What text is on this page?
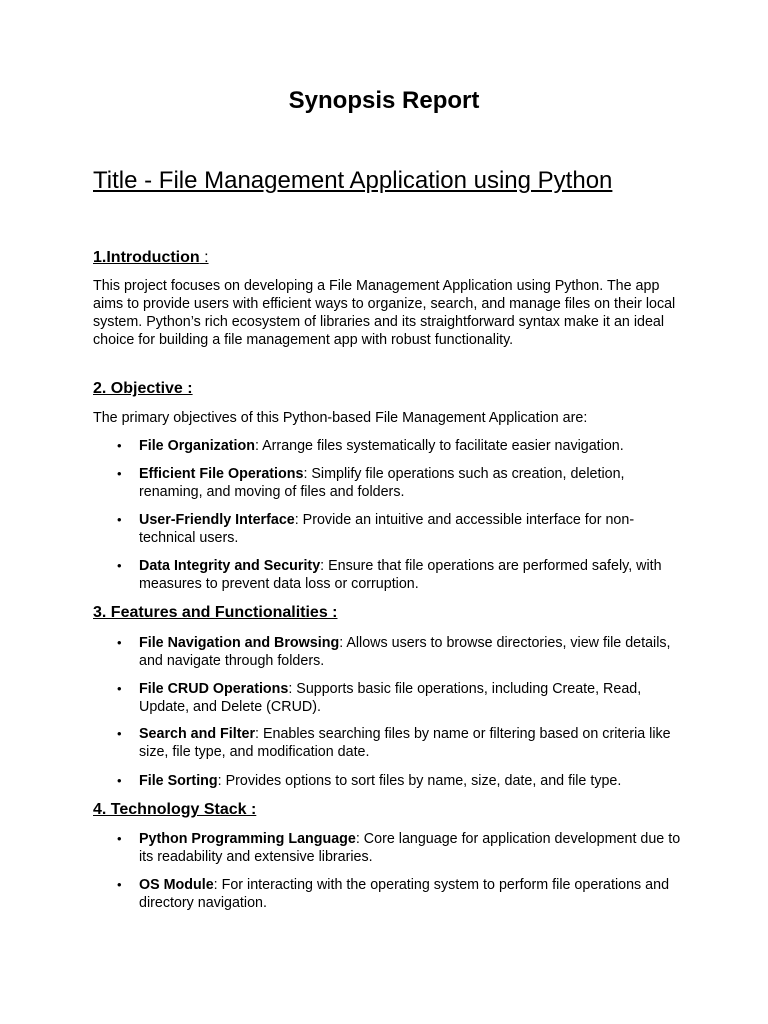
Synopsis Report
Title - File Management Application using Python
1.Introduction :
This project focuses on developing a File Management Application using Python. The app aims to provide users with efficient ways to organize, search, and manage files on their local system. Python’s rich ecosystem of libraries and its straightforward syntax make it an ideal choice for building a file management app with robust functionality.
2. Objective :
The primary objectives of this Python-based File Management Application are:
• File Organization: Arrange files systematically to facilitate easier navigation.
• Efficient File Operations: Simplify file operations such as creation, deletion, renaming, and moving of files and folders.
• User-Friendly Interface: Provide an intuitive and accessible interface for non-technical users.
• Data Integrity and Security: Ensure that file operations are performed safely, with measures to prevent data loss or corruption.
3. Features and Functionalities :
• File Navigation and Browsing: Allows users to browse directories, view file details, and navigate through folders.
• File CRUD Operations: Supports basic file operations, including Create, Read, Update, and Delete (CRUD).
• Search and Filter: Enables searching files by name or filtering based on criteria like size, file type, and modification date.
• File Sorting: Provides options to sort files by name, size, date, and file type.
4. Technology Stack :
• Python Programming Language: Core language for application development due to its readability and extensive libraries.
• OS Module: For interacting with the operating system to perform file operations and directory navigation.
*****
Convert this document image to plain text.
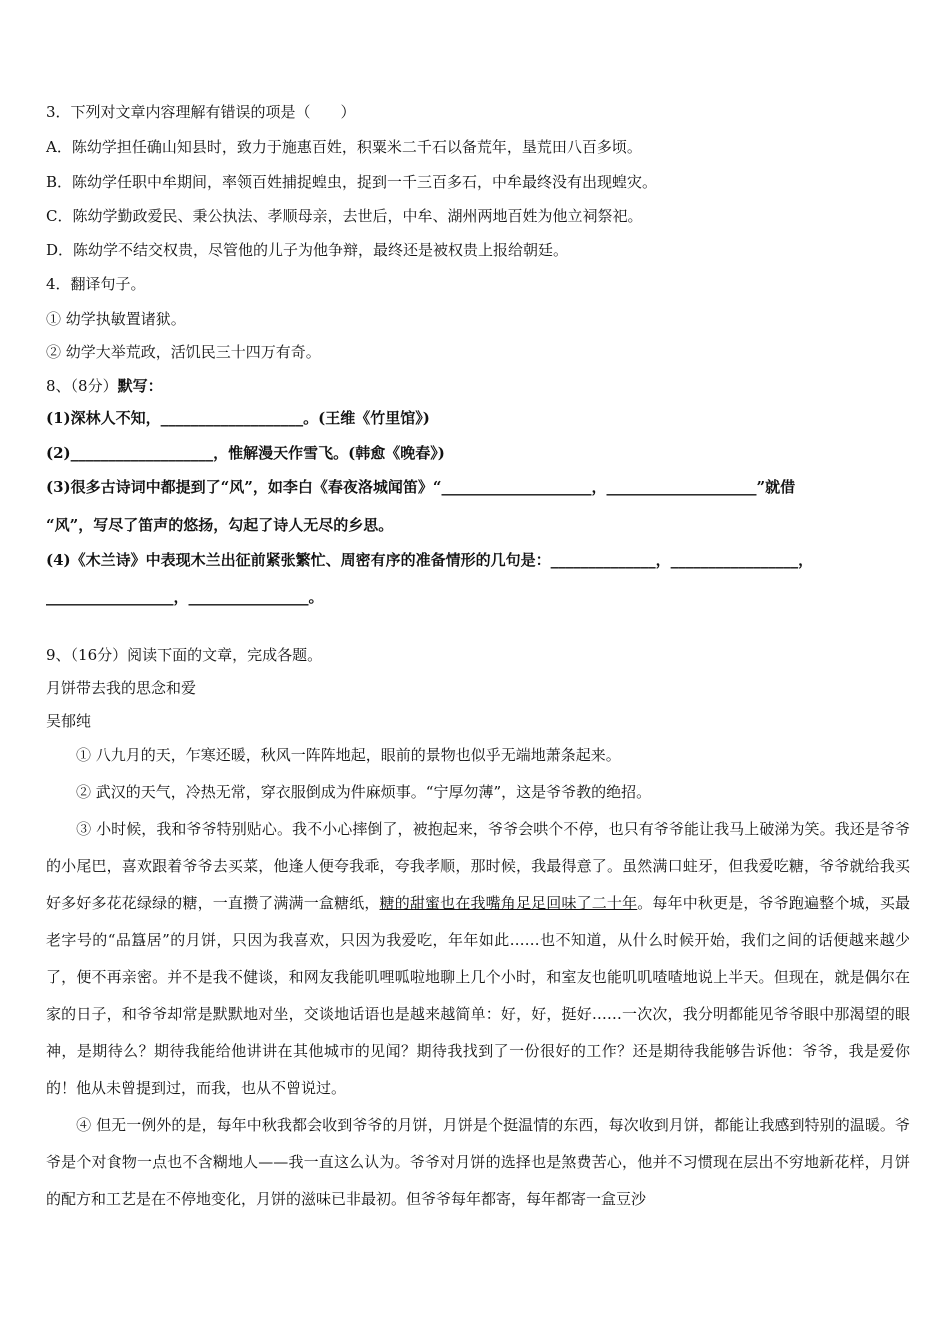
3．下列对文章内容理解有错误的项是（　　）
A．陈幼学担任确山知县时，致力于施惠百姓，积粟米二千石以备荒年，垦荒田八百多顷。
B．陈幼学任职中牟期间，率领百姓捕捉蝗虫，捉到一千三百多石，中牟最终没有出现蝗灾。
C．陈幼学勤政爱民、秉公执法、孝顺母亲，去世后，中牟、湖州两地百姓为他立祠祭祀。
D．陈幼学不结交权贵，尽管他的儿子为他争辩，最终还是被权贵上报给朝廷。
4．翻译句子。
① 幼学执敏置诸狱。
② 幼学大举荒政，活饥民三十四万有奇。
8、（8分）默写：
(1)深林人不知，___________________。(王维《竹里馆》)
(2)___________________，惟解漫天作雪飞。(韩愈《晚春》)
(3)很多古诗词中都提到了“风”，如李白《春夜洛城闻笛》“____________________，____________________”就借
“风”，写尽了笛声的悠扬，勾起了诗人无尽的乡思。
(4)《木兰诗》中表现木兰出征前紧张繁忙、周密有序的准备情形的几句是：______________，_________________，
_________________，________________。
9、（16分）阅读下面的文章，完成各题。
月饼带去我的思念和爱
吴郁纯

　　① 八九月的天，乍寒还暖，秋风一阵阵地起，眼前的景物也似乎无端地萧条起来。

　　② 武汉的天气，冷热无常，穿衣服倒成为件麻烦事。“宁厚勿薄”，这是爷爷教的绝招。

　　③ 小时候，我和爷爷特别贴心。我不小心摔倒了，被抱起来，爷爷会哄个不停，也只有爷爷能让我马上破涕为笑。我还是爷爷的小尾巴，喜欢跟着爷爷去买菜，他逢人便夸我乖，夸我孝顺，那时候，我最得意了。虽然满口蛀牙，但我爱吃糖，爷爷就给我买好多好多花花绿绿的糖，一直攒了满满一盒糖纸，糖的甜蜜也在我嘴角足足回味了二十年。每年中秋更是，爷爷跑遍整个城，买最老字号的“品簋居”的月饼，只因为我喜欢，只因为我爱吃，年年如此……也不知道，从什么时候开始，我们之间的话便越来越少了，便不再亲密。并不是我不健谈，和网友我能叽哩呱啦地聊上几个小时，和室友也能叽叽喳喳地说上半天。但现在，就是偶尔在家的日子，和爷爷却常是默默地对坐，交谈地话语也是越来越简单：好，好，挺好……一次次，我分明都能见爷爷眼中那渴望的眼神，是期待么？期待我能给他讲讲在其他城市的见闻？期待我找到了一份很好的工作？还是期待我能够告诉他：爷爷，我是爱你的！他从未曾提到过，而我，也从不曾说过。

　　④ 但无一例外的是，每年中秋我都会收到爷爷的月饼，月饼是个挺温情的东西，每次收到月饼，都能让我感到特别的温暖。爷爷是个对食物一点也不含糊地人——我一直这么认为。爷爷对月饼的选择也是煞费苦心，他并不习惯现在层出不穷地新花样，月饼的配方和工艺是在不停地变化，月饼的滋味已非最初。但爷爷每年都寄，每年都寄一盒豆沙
*****
■ Exercise details:
Reply with only the number of lines in the material above where the string "libraries" appears.

■ Complete answer:
2